Each record that follows should be repeated exactly, minus any images.

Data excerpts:
☆ ☆ ☆ ☆
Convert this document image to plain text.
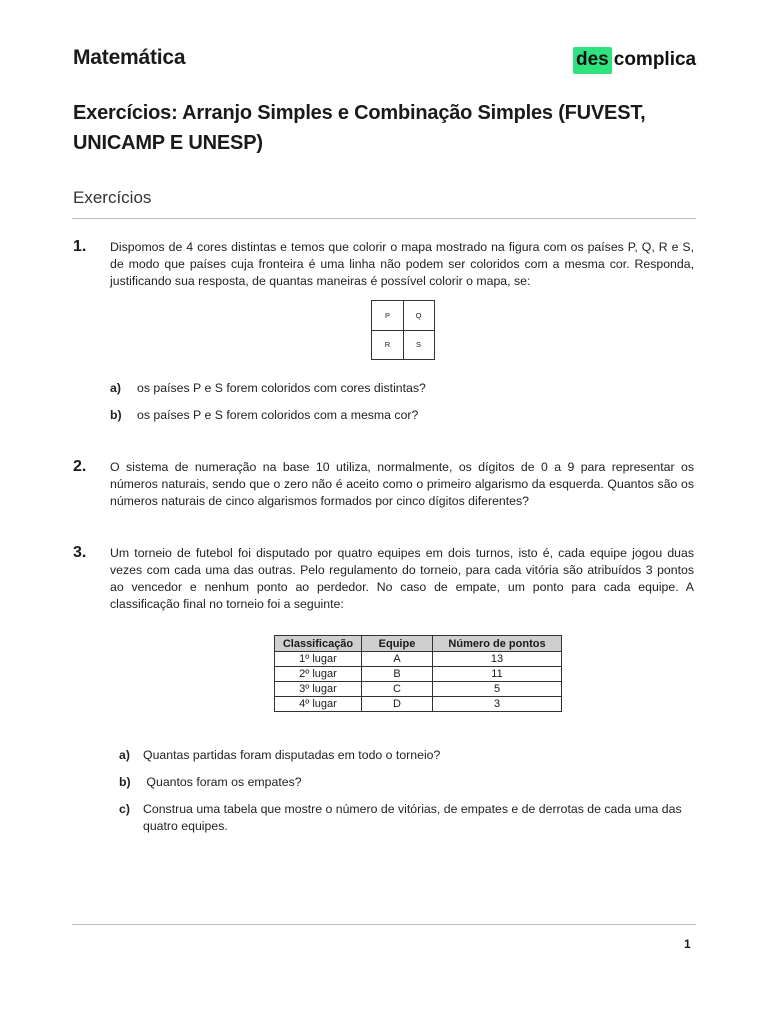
Matemática	des complica
Exercícios: Arranjo Simples e Combinação Simples (FUVEST, UNICAMP E UNESP)
Exercícios
1. Dispomos de 4 cores distintas e temos que colorir o mapa mostrado na figura com os países P, Q, R e S, de modo que países cuja fronteira é uma linha não podem ser coloridos com a mesma cor. Responda, justificando sua resposta, de quantas maneiras é possível colorir o mapa, se:
P	Q
R	S
a) os países P e S forem coloridos com cores distintas?
b) os países P e S forem coloridos com a mesma cor?
2. O sistema de numeração na base 10 utiliza, normalmente, os dígitos de 0 a 9 para representar os números naturais, sendo que o zero não é aceito como o primeiro algarismo da esquerda. Quantos são os números naturais de cinco algarismos formados por cinco dígitos diferentes?
3. Um torneio de futebol foi disputado por quatro equipes em dois turnos, isto é, cada equipe jogou duas vezes com cada uma das outras. Pelo regulamento do torneio, para cada vitória são atribuídos 3 pontos ao vencedor e nenhum ponto ao perdedor. No caso de empate, um ponto para cada equipe. A classificação final no torneio foi a seguinte:
Classificação	Equipe	Número de pontos
1º lugar	A	13
2º lugar	B	11
3º lugar	C	5
4º lugar	D	3
a) Quantas partidas foram disputadas em todo o torneio?
b) Quantos foram os empates?
c)	Construa uma tabela que mostre o número de vitórias, de empates e de derrotas de cada uma das quatro equipes.
1
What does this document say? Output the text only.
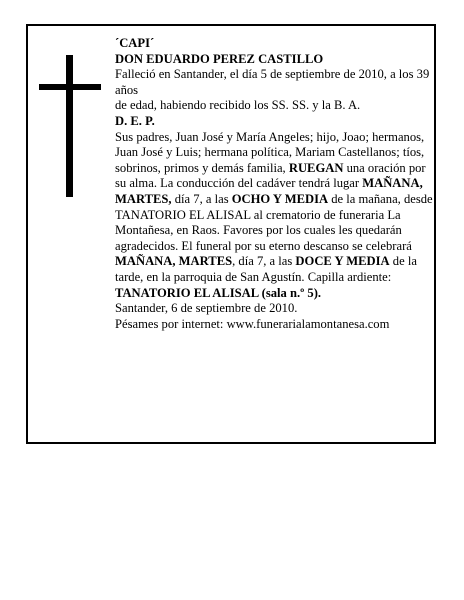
´CAPI´

DON EDUARDO PEREZ CASTILLO

Falleció en Santander, el día 5 de septiembre de 2010, a los 39 años

de edad, habiendo recibido los SS. SS. y la B. A.

D. E. P.

Sus padres, Juan José y María Angeles; hijo, Joao; hermanos, Juan José y Luis; hermana política, Mariam Castellanos; tíos, sobrinos, primos y demás familia, RUEGAN una oración por su alma. La conducción del cadáver tendrá lugar MAÑANA, MARTES, día 7, a las OCHO Y MEDIA de la mañana, desde TANATORIO EL ALISAL al crematorio de funeraria La Montañesa, en Raos. Favores por los cuales les quedarán agradecidos. El funeral por su eterno descanso se celebrará MAÑANA, MARTES, día 7, a las DOCE Y MEDIA de la tarde, en la parroquia de San Agustín. Capilla ardiente: TANATORIO EL ALISAL (sala n.º 5).

Santander, 6 de septiembre de 2010.

Pésames por internet: www.funerarialamontanesa.com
☆ ☆ ☆ ☆
- Response to the exercise
Convert this document image to plain text.
Matemática	des complica
Exercícios: Arranjo Simples e Combinação Simples (FUVEST, UNICAMP E UNESP)
Exercícios
1. Dispomos de 4 cores distintas e temos que colorir o mapa mostrado na figura com os países P, Q, R e S, de modo que países cuja fronteira é uma linha não podem ser coloridos com a mesma cor. Responda, justificando sua resposta, de quantas maneiras é possível colorir o mapa, se:
P	Q
R	S
a) os países P e S forem coloridos com cores distintas?
b) os países P e S forem coloridos com a mesma cor?
2. O sistema de numeração na base 10 utiliza, normalmente, os dígitos de 0 a 9 para representar os números naturais, sendo que o zero não é aceito como o primeiro algarismo da esquerda. Quantos são os números naturais de cinco algarismos formados por cinco dígitos diferentes?
3. Um torneio de futebol foi disputado por quatro equipes em dois turnos, isto é, cada equipe jogou duas vezes com cada uma das outras. Pelo regulamento do torneio, para cada vitória são atribuídos 3 pontos ao vencedor e nenhum ponto ao perdedor. No caso de empate, um ponto para cada equipe. A classificação final no torneio foi a seguinte:
Classificação	Equipe	Número de pontos
1º lugar	A	13
2º lugar	B	11
3º lugar	C	5
4º lugar	D	3
a) Quantas partidas foram disputadas em todo o torneio?
b) Quantos foram os empates?
c)	Construa uma tabela que mostre o número de vitórias, de empates e de derrotas de cada uma das quatro equipes.
1
What does this document say? Output the text only.
´CAPI´

DON EDUARDO PEREZ CASTILLO

Falleció en Santander, el día 5 de septiembre de 2010, a los 39 años

de edad, habiendo recibido los SS. SS. y la B. A.

D. E. P.

Sus padres, Juan José y María Angeles; hijo, Joao; hermanos, Juan José y Luis; hermana política, Mariam Castellanos; tíos, sobrinos, primos y demás familia, RUEGAN una oración por su alma. La conducción del cadáver tendrá lugar MAÑANA, MARTES, día 7, a las OCHO Y MEDIA de la mañana, desde TANATORIO EL ALISAL al crematorio de funeraria La Montañesa, en Raos. Favores por los cuales les quedarán agradecidos. El funeral por su eterno descanso se celebrará MAÑANA, MARTES, día 7, a las DOCE Y MEDIA de la tarde, en la parroquia de San Agustín. Capilla ardiente: TANATORIO EL ALISAL (sala n.º 5).

Santander, 6 de septiembre de 2010.

Pésames por internet: www.funerarialamontanesa.com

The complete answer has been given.